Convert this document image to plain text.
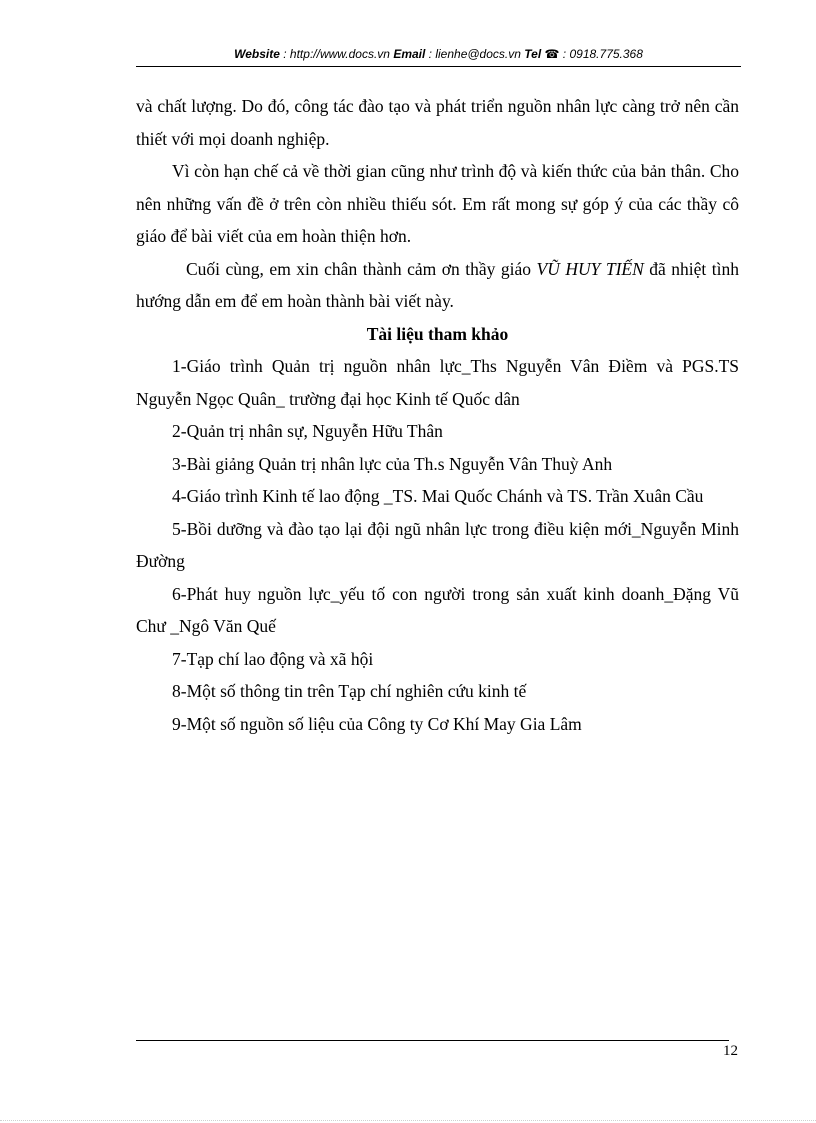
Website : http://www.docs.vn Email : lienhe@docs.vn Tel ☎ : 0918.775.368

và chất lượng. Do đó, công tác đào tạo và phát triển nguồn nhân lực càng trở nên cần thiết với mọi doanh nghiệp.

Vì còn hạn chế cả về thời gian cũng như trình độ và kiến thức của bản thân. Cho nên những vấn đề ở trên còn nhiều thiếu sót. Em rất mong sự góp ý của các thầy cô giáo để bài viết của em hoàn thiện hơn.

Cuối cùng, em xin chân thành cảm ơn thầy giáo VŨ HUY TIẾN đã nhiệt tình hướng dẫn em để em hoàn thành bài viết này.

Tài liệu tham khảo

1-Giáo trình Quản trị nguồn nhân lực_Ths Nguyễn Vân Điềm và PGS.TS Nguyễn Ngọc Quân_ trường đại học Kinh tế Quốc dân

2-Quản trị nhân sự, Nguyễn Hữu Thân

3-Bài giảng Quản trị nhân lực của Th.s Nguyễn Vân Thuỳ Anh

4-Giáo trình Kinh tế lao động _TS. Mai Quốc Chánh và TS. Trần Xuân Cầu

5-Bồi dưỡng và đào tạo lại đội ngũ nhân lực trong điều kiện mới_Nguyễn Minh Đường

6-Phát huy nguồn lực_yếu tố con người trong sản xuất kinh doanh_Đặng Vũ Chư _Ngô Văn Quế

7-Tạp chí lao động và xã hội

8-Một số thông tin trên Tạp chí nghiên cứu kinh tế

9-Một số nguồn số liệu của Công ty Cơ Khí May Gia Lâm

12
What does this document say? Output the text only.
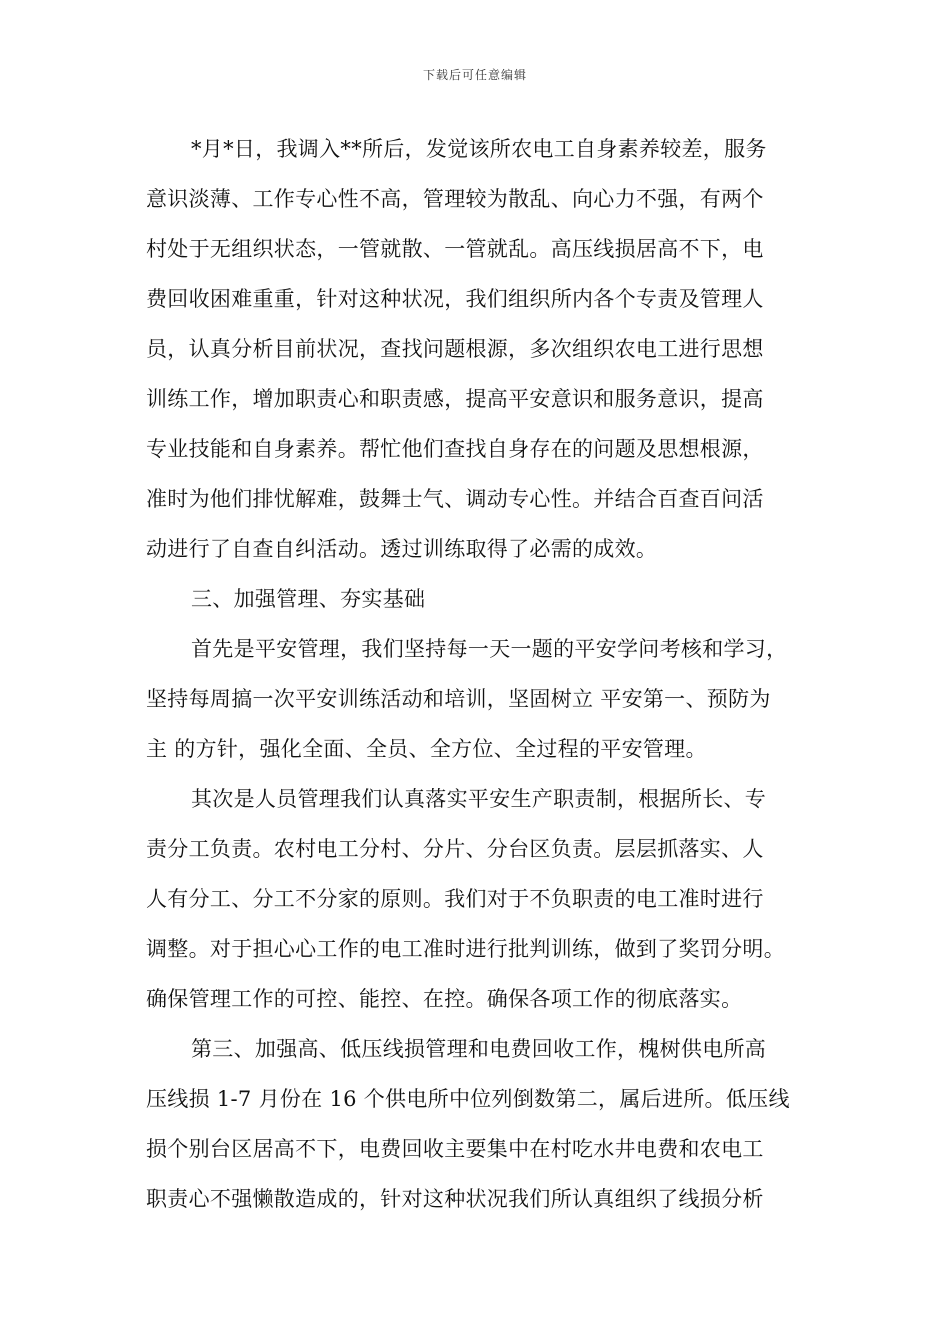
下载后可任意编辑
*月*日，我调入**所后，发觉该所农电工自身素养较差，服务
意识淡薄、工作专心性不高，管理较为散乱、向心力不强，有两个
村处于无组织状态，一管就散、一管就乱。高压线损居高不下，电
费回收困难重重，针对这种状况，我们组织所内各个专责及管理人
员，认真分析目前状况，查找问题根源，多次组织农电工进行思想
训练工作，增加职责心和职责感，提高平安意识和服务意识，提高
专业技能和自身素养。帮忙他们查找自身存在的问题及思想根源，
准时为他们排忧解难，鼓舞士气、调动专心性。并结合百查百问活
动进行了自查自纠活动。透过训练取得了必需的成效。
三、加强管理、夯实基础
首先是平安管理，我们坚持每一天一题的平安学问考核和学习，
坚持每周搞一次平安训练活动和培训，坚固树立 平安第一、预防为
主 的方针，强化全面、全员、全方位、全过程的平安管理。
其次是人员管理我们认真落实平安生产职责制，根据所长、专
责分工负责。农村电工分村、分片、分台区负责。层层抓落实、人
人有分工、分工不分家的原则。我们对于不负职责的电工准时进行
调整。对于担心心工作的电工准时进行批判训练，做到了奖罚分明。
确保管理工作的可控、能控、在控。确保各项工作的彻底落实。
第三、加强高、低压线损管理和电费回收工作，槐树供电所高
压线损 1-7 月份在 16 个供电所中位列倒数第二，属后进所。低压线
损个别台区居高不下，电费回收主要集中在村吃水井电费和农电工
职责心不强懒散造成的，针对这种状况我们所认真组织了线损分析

☆ ☆ ☆ ☆ ☆ ☆ ☆

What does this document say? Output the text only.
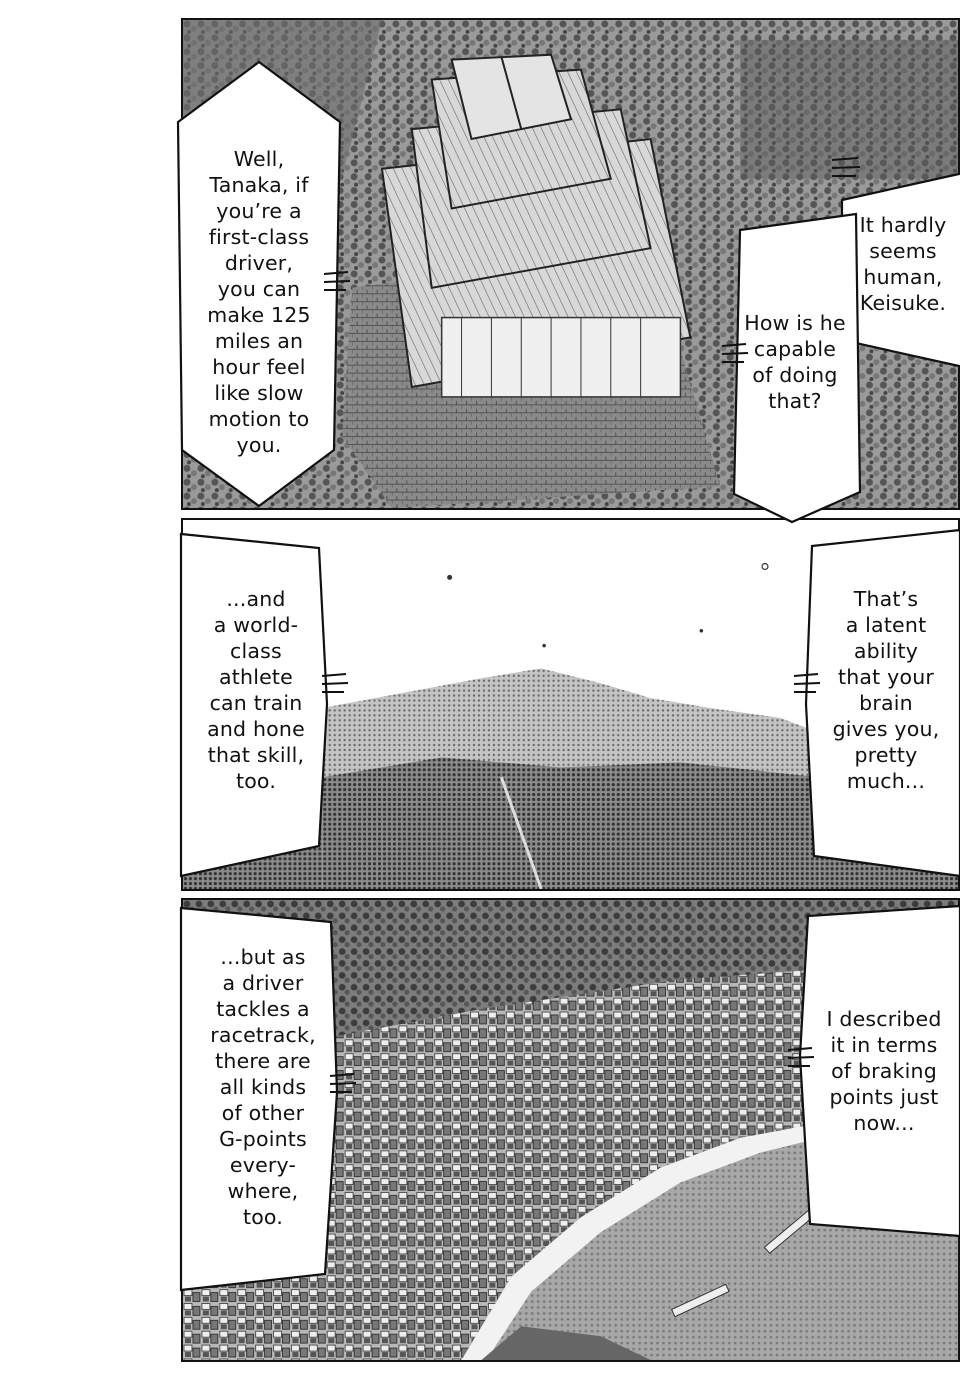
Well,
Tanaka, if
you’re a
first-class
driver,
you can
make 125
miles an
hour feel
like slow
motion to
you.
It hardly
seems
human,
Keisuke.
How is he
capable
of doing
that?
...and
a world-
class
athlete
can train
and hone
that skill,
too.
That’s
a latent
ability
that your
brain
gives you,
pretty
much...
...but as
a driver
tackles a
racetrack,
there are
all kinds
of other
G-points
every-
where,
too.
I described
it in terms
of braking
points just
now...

☆ ☆ ☆ ☆ ☆ ☆ ☆

Task ▸ Go through the material line by line. Show each line that contains the string "Quản".

Task response ▸
1-Giáo trình Quản trị nguồn nhân lực_Ths Nguyễn Vân Điềm và PGS.TS Nguyễn Ngọc Quân_ trường đại học Kinh tế Quốc dân
2-Quản trị nhân sự, Nguyễn Hữu Thân
3-Bài giảng Quản trị nhân lực của Th.s Nguyễn Vân Thuỳ Anh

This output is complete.